▸ **Set problem**
Count every line that holds the string "color", and report the number alone.

▸ **Data provided**
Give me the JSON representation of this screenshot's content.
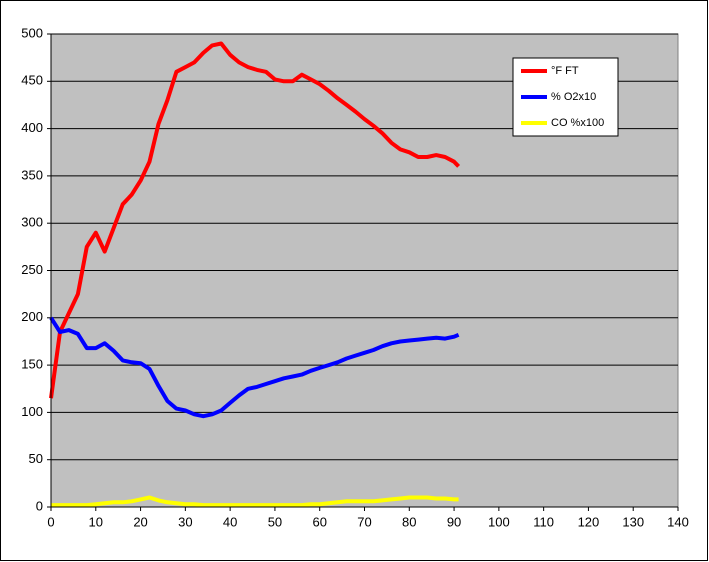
{
  "chart_data": {
    "type": "line",
    "x": [
      0,
      2,
      4,
      6,
      8,
      10,
      12,
      14,
      16,
      18,
      20,
      22,
      24,
      26,
      28,
      30,
      32,
      34,
      36,
      38,
      40,
      42,
      44,
      46,
      48,
      50,
      52,
      54,
      56,
      58,
      60,
      62,
      64,
      66,
      68,
      70,
      72,
      74,
      76,
      78,
      80,
      82,
      84,
      86,
      88,
      90,
      91
    ],
    "series": [
      {
        "name": "°F FT",
        "color": "#ff0000",
        "values": [
          115,
          185,
          205,
          225,
          275,
          290,
          270,
          295,
          320,
          330,
          345,
          365,
          405,
          430,
          460,
          465,
          470,
          480,
          488,
          490,
          478,
          470,
          465,
          462,
          460,
          452,
          450,
          450,
          457,
          452,
          447,
          440,
          432,
          425,
          418,
          410,
          403,
          395,
          385,
          378,
          375,
          370,
          370,
          372,
          370,
          365,
          360
        ]
      },
      {
        "name": "% O2x10",
        "color": "#0000ff",
        "values": [
          200,
          185,
          187,
          183,
          168,
          168,
          173,
          165,
          155,
          153,
          152,
          146,
          128,
          112,
          104,
          102,
          98,
          96,
          98,
          102,
          110,
          118,
          125,
          127,
          130,
          133,
          136,
          138,
          140,
          144,
          147,
          150,
          153,
          157,
          160,
          163,
          166,
          170,
          173,
          175,
          176,
          177,
          178,
          179,
          178,
          180,
          182
        ]
      },
      {
        "name": "CO %x100",
        "color": "#ffff00",
        "values": [
          2,
          2,
          2,
          2,
          2,
          3,
          4,
          5,
          5,
          6,
          8,
          10,
          7,
          5,
          4,
          3,
          3,
          2,
          2,
          2,
          2,
          2,
          2,
          2,
          2,
          2,
          2,
          2,
          2,
          3,
          3,
          4,
          5,
          6,
          6,
          6,
          6,
          7,
          8,
          9,
          10,
          10,
          10,
          9,
          9,
          8,
          8
        ]
      }
    ],
    "xlim": [
      0,
      140
    ],
    "xticks": [
      0,
      10,
      20,
      30,
      40,
      50,
      60,
      70,
      80,
      90,
      100,
      110,
      120,
      130,
      140
    ],
    "ylim": [
      0,
      500
    ],
    "yticks": [
      0,
      50,
      100,
      150,
      200,
      250,
      300,
      350,
      400,
      450,
      500
    ],
    "grid": true,
    "legend": "top-right"
  }
}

▸ **Result below**
3